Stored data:
-=-=-

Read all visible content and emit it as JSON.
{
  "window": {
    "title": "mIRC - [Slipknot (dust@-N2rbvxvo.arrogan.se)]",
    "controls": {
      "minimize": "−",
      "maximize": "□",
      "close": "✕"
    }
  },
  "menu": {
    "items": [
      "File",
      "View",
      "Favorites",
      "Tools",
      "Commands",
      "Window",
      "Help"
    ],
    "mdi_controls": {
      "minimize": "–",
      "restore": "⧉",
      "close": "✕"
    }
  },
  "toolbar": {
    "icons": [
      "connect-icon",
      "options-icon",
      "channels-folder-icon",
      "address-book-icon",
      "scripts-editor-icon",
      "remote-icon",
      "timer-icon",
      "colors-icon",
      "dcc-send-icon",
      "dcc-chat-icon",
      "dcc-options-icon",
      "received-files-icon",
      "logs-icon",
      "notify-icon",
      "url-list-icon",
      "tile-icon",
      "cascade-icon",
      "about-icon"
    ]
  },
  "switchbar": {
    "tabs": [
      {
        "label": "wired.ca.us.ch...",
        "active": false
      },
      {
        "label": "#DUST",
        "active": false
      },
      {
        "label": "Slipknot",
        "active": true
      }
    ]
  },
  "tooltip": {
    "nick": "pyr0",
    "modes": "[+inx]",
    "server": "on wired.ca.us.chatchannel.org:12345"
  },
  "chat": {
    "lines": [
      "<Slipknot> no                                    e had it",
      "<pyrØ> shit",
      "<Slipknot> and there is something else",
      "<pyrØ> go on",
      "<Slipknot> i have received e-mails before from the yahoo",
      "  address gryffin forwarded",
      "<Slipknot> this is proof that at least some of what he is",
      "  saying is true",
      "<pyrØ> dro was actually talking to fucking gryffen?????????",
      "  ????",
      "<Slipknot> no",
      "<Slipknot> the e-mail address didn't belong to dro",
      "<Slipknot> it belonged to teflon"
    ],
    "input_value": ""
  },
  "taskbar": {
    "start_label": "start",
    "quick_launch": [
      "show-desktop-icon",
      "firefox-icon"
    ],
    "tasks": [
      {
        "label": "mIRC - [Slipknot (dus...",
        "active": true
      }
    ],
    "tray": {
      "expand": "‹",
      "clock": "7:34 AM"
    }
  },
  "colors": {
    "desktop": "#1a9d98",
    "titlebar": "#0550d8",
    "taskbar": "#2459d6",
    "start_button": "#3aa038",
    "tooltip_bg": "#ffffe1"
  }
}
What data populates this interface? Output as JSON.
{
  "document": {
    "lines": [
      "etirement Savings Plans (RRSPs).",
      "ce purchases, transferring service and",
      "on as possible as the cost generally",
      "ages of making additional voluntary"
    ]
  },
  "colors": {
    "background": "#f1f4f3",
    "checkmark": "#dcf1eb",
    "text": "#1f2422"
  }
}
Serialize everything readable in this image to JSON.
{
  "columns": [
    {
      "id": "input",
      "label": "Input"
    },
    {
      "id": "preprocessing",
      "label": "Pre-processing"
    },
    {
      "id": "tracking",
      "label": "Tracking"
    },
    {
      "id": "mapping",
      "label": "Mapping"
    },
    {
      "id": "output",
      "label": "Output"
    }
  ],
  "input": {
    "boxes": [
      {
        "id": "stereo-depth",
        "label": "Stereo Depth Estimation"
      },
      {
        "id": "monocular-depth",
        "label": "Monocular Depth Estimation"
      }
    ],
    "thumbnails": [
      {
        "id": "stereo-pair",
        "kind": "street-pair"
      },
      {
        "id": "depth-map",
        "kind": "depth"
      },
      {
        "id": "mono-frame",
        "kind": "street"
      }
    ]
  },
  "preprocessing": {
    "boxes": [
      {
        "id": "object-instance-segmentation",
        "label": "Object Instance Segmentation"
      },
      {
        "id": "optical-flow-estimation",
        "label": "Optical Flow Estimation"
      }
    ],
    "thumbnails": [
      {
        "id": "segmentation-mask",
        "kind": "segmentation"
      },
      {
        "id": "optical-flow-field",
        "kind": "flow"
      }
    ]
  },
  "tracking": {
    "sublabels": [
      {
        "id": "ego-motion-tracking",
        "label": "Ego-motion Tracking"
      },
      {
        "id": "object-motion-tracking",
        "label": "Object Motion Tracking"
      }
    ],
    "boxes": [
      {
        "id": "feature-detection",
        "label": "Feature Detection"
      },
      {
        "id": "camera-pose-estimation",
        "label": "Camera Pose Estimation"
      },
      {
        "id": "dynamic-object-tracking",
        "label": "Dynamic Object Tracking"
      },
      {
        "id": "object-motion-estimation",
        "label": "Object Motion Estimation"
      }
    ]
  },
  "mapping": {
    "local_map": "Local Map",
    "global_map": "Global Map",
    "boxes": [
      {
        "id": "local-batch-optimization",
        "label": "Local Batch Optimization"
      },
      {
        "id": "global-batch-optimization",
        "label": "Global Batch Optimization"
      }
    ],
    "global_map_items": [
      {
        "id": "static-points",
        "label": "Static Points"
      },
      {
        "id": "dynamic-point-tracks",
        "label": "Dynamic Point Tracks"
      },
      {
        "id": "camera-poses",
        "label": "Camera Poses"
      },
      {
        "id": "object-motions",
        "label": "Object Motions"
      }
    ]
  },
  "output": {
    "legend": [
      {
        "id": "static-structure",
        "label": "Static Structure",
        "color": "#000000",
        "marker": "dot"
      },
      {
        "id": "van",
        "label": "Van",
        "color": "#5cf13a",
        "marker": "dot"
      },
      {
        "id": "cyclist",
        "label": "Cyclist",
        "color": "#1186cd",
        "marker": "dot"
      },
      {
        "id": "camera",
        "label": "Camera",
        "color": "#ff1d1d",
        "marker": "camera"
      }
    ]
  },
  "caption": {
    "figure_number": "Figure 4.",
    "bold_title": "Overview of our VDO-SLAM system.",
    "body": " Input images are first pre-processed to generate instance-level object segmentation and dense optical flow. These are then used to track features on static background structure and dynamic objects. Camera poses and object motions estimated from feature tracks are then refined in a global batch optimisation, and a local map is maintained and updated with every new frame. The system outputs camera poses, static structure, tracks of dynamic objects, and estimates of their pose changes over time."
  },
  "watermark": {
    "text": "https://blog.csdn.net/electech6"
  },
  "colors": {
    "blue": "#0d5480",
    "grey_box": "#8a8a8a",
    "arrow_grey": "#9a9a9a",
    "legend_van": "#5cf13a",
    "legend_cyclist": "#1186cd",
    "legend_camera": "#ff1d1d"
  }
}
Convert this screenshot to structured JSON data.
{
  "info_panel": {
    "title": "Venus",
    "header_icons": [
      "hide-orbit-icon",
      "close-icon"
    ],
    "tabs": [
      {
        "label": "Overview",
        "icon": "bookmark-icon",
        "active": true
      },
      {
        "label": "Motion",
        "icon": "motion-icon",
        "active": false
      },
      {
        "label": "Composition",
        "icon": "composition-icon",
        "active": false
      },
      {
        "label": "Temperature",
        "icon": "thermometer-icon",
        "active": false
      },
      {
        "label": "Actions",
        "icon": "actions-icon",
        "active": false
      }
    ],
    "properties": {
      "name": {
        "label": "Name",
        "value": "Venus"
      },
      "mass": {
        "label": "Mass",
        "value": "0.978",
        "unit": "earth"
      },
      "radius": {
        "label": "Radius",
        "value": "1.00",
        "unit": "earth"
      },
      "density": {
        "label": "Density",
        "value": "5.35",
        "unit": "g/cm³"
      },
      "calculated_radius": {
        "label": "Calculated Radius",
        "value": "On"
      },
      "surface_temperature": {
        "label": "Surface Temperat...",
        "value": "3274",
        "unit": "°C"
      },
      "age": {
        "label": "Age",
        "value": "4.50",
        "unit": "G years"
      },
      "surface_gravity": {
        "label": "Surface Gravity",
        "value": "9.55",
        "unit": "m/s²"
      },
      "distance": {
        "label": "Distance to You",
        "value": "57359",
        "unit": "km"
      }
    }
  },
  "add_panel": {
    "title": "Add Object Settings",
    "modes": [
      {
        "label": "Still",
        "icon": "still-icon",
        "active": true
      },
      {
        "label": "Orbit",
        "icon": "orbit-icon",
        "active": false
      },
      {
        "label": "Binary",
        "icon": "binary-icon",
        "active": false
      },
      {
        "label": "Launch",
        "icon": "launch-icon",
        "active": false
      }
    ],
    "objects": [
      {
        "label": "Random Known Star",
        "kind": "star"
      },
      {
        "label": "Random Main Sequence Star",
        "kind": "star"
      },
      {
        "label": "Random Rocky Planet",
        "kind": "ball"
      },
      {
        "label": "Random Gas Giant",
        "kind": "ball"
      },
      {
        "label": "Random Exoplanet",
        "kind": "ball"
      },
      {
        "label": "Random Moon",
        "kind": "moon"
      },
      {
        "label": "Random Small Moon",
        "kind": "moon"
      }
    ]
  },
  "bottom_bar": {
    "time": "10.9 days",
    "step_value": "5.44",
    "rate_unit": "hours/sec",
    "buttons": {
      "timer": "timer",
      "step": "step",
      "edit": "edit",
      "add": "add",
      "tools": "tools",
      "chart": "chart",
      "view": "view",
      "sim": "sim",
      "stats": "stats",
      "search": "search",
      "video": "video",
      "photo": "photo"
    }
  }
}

-=-=-

▶ _WHAT THE TASK REQUIRES_: Find how many lines of the material carry the string "Slipknot". Only the number should be in the answer.

▶ _REPLY_: 10